Once again leaping to action when leaders, politicians, and other music platforms continually remain tone-deaf and tardy in response, Bandcamp will be donating 100 percent of its revenue on Juneteenth (June 19th) to the NAACP in solidarity with recent protests against police racism and brutality. CEO Ethan Diamond made the announcement on Monday, adding that the Oakland-based music sales site would repeat the practice annually while also allocating an additional $30,000 per year to partner with organizations that fight for racial justice and create opportunities for people of color.

Juneteenth is recognized as the date of emancipation—June 19th, 1865—for the last remaining enslaved African Americans in the Confederacy, two and a half years after Abraham Lincoln issued the Emancipation Proclamation.

“The recent killings of George Floyd, Tony McDade, Sean Reed, Breonna Taylor, Ahmaud Arbery, and the ongoing state-sanctioned violence against black people in the U.S. and around the world are horrific tragedies,” Diamond said. “We stand with those rightfully demanding justice, equality, and change, and people of color everywhere who live with racism every single day, including many of our fellow employees and artists and fans in the Bandcamp community.”

So here are some suggestions on what to purchase. Your money is helping, and alive at this moment. Fight The Power!

NAPPY NINA, 30 BAG
Dropping a wordplay buffet to commemorate her 30th orbit around the globe, Oakland’s Nappy Nina, who currently resides in the Republic of Brooklyn, makes ’30 Bag’ is a well-needed win for us. Beats, rhymes, flows, frequencies all collide for the perfect amalgam, presenting this emcee, here and present, taking on all comers. Yeah, the cameo on Yaeji’s major-label debut earlier this year was cute, proper introduction for some, but one listen to this bounce-n-bump release—make space and time for the heady bomb “Modestly”—things become automatically crystal. Nappy Nina is nobody’s side piece. Happy belated to the one who loves grilled cheese sandwiches and is a connoisseur of trees.

MOODYMANN, “TAKEN AWAY”
Opting for Black authenticity and controlling his image over cookie-cutter mundane tropes has been Moodyman’s objective since day one. With a preference to self-reference black music (1996’s “I Can’t Kick This Feeling When It Hits” sampling Chic into the ground to remind all of y’all who started this shit) he along with fellow Detroiters Theo Parrish and Rick Wilhite administer record nerd cues within the sermon of a song, putting those who need it on notice about who built the foundation EDM wobbles on today. The backs of disenfranchised folk, who got used up and discarded like a facial mask.

San Francisco, I don’t need to tell you how the city flips out when Moodymann comes to touch down for a gig. Shit gets cray, the right way. Just know this. The next time the media tries to pass him off as some type of ‘weird behavior’ DJ, producer, or presenter? Think of the loudmouth DJ David Guetta who at one point a couple of years ago claimed to bring house music to America. For shame, Davey.

Naah, Mang. Moodymann just doing himself, Kenny Dixon, Jr. And we should all trust THAT truth.

GEORGIA ANNE MULDROW, “COWRIE WALTZ/JYOTI”

(Bounding box entries)
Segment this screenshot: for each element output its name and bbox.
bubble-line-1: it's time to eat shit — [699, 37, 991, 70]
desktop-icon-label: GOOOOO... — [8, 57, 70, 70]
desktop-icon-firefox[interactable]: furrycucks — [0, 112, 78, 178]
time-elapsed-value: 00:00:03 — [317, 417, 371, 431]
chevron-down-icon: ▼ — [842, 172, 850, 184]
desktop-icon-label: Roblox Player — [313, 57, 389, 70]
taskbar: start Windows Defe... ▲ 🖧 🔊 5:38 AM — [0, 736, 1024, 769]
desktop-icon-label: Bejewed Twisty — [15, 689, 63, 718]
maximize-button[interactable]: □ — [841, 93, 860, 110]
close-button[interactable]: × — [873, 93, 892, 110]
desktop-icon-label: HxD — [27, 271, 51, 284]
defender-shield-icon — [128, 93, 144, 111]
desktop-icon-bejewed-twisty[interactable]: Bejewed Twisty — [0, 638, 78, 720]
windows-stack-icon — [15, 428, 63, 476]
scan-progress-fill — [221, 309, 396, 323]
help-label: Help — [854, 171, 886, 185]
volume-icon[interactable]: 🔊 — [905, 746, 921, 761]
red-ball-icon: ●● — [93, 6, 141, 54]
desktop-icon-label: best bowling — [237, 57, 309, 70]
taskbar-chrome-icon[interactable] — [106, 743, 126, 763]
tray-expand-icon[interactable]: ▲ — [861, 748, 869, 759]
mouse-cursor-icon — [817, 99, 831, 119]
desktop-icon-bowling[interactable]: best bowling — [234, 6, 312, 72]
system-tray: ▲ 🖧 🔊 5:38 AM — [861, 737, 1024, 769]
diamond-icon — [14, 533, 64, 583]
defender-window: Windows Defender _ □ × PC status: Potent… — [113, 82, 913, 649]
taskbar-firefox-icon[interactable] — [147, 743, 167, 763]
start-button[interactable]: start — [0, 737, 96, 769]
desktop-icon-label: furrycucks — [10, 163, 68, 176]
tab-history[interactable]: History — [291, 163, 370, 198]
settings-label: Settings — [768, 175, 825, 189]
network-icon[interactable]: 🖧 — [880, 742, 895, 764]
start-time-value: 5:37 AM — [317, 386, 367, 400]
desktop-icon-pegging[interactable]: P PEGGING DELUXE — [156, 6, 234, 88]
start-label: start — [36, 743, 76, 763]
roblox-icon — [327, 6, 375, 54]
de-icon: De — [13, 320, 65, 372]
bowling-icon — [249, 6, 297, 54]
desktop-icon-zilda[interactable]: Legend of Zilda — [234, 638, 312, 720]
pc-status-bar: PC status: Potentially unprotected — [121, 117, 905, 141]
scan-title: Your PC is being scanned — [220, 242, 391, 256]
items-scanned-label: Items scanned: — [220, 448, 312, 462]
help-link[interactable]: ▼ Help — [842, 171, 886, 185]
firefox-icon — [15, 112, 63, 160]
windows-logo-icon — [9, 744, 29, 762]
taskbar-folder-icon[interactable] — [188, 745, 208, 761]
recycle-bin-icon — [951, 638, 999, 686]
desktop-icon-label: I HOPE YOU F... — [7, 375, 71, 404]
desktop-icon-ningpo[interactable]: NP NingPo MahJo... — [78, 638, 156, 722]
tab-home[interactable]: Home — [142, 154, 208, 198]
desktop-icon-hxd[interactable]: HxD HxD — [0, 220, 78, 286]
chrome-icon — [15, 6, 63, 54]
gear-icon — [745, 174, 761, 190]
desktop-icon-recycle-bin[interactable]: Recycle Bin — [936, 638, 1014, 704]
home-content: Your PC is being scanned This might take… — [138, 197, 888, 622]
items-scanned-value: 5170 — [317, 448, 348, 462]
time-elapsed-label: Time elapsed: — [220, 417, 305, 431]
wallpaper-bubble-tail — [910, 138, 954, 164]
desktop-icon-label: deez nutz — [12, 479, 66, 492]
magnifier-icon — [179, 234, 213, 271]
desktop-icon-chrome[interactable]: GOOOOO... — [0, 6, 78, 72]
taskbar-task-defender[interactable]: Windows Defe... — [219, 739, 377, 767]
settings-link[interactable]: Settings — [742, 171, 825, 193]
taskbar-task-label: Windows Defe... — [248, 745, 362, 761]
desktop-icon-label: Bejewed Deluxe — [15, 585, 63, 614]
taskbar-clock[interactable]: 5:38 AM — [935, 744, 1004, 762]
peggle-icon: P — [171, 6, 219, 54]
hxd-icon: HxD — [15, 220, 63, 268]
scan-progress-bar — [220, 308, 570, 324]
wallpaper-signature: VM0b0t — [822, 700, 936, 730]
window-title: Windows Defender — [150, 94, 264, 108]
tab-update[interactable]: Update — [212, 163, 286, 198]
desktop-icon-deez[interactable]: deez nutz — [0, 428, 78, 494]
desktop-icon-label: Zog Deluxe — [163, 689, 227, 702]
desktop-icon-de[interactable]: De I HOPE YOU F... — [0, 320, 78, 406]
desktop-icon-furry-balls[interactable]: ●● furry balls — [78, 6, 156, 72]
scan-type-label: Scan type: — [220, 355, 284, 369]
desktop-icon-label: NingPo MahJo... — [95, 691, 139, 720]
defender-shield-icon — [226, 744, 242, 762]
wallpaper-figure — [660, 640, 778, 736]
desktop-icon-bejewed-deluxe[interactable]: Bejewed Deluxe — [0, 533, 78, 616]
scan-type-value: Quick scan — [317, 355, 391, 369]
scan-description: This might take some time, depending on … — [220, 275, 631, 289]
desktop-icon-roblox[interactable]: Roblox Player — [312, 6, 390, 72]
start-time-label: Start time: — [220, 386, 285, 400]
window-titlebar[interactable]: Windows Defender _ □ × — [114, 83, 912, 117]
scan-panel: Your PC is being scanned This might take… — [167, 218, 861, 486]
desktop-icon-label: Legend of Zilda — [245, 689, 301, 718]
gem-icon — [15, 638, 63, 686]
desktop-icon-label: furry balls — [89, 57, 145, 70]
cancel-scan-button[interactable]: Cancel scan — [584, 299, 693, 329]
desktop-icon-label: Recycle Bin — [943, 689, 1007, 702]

**TO DO:**
A – Starting at the words "Juneteenth is recognized" and stopping after "the Emancipation Proclamation.", write out that stretch of the Bandcamp article again with "Confederacy" swapped for "Southern states".
B – According to the Bandcamp article, how much extra money will the site set aside each year to partner with racial justice organizations?

**RESPONSES:**
A –
Juneteenth is recognized as the date of emancipation—June 19th, 1865—for the last remaining enslaved African Americans in the Southern states, two and a half years after Abraham Lincoln issued the Emancipation Proclamation.

B – An additional $30,000 per year.